Written task
Output all of the data below exactly as given.
## begin Provided entries
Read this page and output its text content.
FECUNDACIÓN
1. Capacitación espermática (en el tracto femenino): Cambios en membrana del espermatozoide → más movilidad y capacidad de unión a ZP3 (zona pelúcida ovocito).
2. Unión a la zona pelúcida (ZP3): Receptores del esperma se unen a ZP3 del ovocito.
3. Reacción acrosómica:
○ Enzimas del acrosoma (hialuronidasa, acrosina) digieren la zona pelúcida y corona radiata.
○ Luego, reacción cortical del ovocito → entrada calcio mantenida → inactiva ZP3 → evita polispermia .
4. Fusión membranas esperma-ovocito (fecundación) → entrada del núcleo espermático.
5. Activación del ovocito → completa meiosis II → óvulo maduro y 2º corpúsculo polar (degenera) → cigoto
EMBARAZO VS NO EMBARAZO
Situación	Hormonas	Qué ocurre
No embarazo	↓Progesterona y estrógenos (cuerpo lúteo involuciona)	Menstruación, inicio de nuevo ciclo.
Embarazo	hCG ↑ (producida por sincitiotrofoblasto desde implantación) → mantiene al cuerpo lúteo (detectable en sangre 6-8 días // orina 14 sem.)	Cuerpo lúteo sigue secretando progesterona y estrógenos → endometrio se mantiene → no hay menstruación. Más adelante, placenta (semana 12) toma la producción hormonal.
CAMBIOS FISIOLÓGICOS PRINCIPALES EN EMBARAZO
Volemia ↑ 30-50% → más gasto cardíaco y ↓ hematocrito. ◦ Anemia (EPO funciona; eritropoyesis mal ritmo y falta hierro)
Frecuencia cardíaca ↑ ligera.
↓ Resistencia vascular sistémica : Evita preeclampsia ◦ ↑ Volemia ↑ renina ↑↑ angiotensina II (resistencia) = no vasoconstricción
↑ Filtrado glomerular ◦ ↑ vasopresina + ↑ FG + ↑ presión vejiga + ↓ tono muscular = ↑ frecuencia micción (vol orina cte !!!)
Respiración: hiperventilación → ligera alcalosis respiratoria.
## end Provided entries
Exercise answer
Read this page and output its text content.
FECUNDACIÓN
1. Capacitación espermática (en el tracto femenino): Cambios en membrana del espermatozoide → más movilidad y capacidad de unión a ZP3 (zona pelúcida ovocito).
2. Unión a la zona pelúcida (ZP3): Receptores del esperma se unen a ZP3 del ovocito.
3. Reacción acrosómica:
○ Enzimas del acrosoma (hialuronidasa, acrosina) digieren la zona pelúcida y corona radiata.
○ Luego, reacción cortical del ovocito → entrada calcio mantenida → inactiva ZP3 → evita polispermia .
4. Fusión membranas esperma-ovocito (fecundación) → entrada del núcleo espermático.
5. Activación del ovocito → completa meiosis II → óvulo maduro y 2º corpúsculo polar (degenera) → cigoto
EMBARAZO VS NO EMBARAZO
Situación	Hormonas	Qué ocurre
No embarazo	↓Progesterona y estrógenos (cuerpo lúteo involuciona)	Menstruación, inicio de nuevo ciclo.
Embarazo	hCG ↑ (producida por sincitiotrofoblasto desde implantación) → mantiene al cuerpo lúteo (detectable en sangre 6-8 días // orina 14 sem.)	Cuerpo lúteo sigue secretando progesterona y estrógenos → endometrio se mantiene → no hay menstruación. Más adelante, placenta (semana 12) toma la producción hormonal.
CAMBIOS FISIOLÓGICOS PRINCIPALES EN EMBARAZO
Volemia ↑ 30-50% → más gasto cardíaco y ↓ hematocrito. ◦ Anemia (EPO funciona; eritropoyesis mal ritmo y falta hierro)
Frecuencia cardíaca ↑ ligera.
↓ Resistencia vascular sistémica : Evita preeclampsia ◦ ↑ Volemia ↑ renina ↑↑ angiotensina II (resistencia) = no vasoconstricción
↑ Filtrado glomerular ◦ ↑ vasopresina + ↑ FG + ↑ presión vejiga + ↓ tono muscular = ↑ frecuencia micción (vol orina cte !!!)
Respiración: hiperventilación → ligera alcalosis respiratoria.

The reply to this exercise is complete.